DATA ENTRIES:
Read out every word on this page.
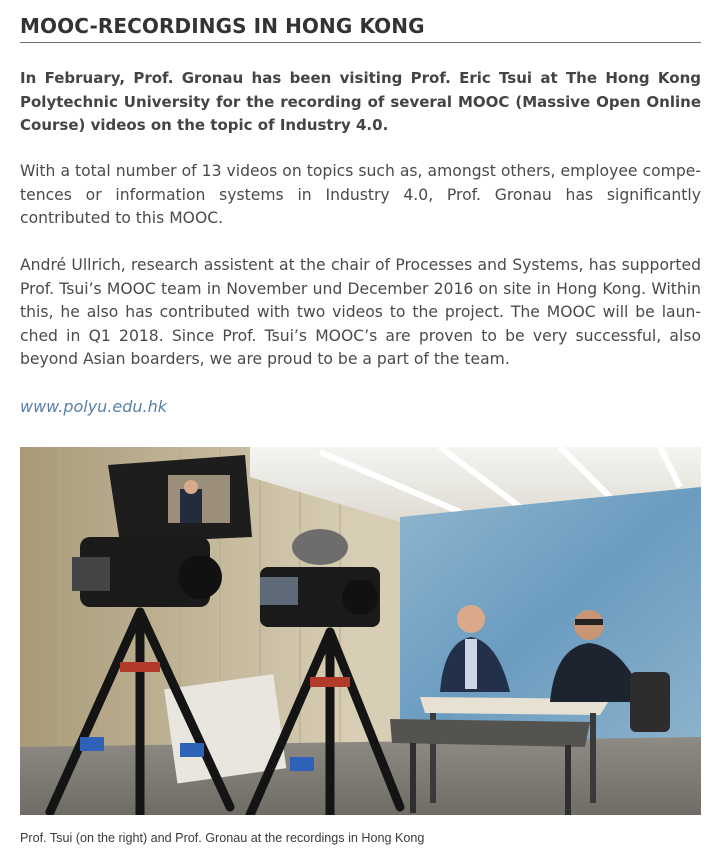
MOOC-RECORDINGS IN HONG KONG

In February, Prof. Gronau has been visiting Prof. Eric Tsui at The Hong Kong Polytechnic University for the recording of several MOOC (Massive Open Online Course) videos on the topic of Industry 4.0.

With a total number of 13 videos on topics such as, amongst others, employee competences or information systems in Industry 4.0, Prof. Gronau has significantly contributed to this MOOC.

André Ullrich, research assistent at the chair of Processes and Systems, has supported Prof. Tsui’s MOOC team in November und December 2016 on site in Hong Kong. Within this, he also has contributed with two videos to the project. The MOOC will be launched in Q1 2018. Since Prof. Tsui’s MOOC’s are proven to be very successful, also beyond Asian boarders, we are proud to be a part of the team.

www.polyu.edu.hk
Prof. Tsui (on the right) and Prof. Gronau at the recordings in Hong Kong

...

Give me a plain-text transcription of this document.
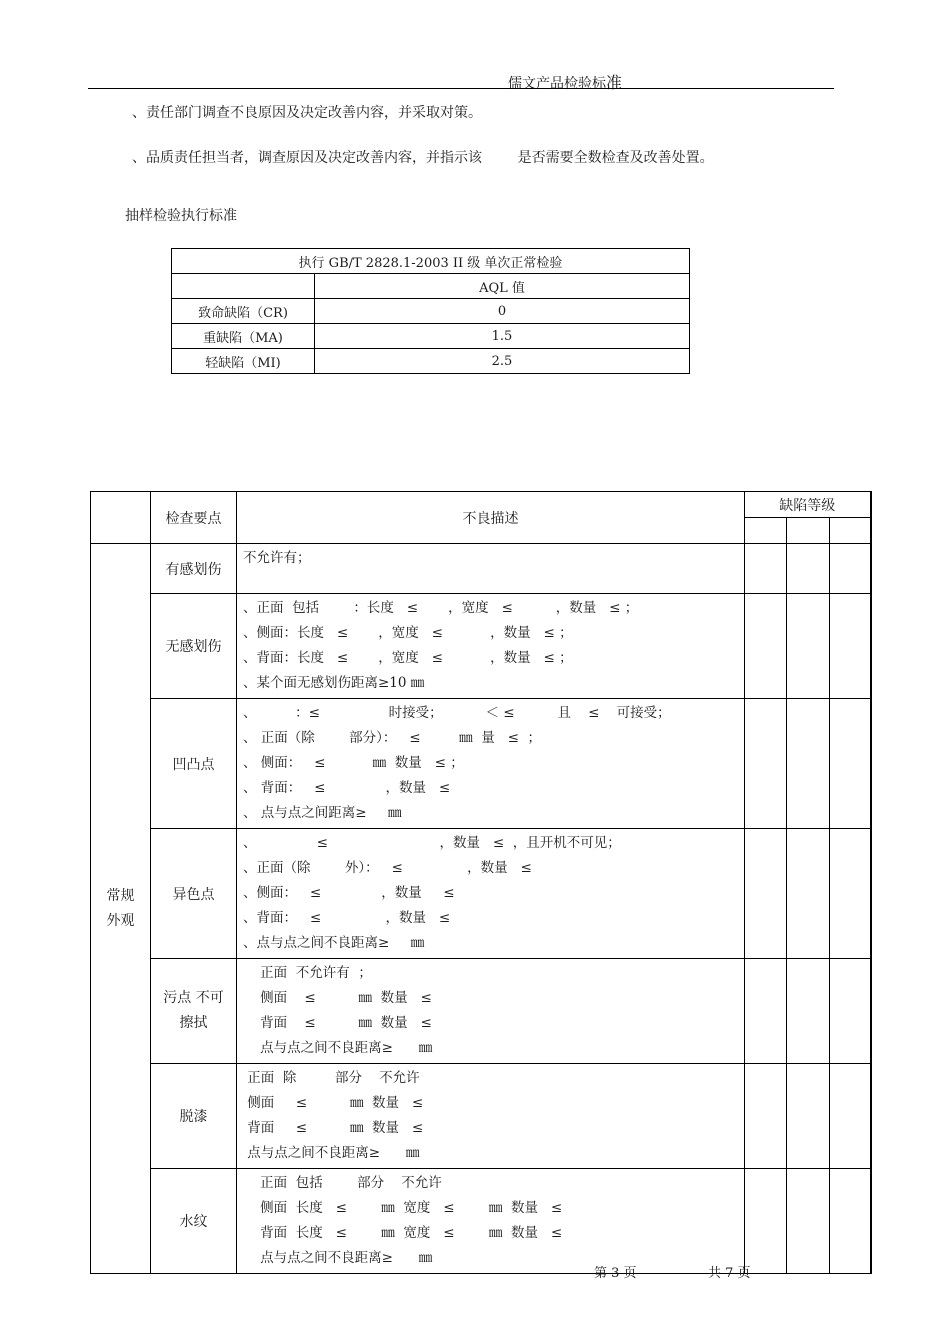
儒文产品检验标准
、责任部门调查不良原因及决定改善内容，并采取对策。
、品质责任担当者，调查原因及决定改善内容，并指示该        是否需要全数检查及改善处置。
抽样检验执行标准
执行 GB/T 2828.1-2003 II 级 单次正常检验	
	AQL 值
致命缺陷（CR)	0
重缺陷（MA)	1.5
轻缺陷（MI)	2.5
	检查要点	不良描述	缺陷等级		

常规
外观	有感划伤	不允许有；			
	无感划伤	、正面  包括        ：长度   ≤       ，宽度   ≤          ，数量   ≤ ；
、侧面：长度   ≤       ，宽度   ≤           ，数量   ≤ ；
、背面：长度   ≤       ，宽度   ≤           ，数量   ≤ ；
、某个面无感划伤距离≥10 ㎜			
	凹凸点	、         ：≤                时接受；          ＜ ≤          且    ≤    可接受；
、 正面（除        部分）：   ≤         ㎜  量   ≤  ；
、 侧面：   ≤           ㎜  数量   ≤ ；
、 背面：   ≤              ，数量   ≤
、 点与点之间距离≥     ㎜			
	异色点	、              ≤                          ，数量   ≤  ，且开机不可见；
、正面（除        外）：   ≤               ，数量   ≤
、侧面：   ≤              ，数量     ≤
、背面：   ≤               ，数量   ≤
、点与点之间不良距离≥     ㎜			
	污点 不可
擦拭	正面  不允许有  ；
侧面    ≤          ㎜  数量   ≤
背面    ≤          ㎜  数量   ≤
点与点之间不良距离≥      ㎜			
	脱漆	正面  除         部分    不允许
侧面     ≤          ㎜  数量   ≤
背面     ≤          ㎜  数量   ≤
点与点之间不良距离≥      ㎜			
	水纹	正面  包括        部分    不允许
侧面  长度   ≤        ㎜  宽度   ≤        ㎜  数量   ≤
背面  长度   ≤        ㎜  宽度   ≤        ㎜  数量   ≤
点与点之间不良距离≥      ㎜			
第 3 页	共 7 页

WHAT THE TASK REQUIRES: Copy every line above in which the string "Industry" shows up.

FINISHED TASK:
In February, Prof. Gronau has been visiting Prof. Eric Tsui at The Hong Kong Polytechnic University for the recording of several MOOC (Massive Open Online Course) videos on the topic of Industry 4.0.
With a total number of 13 videos on topics such as, amongst others, employee competences or information systems in Industry 4.0, Prof. Gronau has significantly contributed to this MOOC.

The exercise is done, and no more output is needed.